— Exercise objective —
Can you pull out each line of the data below that includes the word "检测依据"?

[start of Extracted data]

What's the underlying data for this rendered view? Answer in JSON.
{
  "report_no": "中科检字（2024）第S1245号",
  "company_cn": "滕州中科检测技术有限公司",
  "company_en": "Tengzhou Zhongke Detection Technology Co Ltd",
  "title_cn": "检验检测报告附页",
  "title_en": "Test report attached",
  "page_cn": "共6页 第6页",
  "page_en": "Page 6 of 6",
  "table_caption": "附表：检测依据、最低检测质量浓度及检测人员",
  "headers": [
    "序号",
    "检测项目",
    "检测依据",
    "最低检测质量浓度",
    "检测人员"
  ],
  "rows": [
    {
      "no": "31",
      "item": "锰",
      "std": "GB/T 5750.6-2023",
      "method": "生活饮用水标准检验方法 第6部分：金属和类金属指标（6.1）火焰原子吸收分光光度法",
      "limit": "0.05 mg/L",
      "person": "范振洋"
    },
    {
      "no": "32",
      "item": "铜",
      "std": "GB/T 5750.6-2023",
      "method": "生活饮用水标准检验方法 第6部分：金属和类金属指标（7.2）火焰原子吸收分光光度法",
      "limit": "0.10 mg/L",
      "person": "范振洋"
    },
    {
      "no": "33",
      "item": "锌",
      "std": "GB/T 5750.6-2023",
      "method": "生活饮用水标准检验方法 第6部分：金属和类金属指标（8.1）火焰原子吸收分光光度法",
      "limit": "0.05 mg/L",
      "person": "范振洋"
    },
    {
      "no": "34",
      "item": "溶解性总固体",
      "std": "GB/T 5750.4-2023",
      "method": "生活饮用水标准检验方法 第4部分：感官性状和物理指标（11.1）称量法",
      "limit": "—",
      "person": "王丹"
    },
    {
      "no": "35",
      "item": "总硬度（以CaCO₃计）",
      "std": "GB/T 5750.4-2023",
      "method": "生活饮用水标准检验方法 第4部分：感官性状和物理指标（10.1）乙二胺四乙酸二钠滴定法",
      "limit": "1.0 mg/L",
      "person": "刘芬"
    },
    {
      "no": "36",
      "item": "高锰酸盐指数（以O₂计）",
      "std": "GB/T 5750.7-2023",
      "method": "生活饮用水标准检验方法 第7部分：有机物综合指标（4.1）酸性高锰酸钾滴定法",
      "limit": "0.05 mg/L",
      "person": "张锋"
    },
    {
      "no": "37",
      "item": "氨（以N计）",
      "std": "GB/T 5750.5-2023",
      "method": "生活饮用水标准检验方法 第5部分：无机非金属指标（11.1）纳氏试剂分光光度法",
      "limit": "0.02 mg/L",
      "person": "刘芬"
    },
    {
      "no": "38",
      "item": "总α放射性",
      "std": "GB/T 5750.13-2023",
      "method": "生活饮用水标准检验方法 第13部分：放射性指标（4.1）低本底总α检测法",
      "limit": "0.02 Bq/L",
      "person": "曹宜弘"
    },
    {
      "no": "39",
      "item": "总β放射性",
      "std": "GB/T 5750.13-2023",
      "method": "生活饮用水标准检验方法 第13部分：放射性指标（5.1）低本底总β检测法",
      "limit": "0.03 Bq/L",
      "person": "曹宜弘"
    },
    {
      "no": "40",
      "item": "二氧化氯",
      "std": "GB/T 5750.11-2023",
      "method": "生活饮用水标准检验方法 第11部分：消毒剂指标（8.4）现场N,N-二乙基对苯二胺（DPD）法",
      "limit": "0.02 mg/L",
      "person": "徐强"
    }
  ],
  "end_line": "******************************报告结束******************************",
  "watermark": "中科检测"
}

[end of Extracted data]

— Output —
  "table_caption": "附表：检测依据、最低检测质量浓度及检测人员",
    "检测依据",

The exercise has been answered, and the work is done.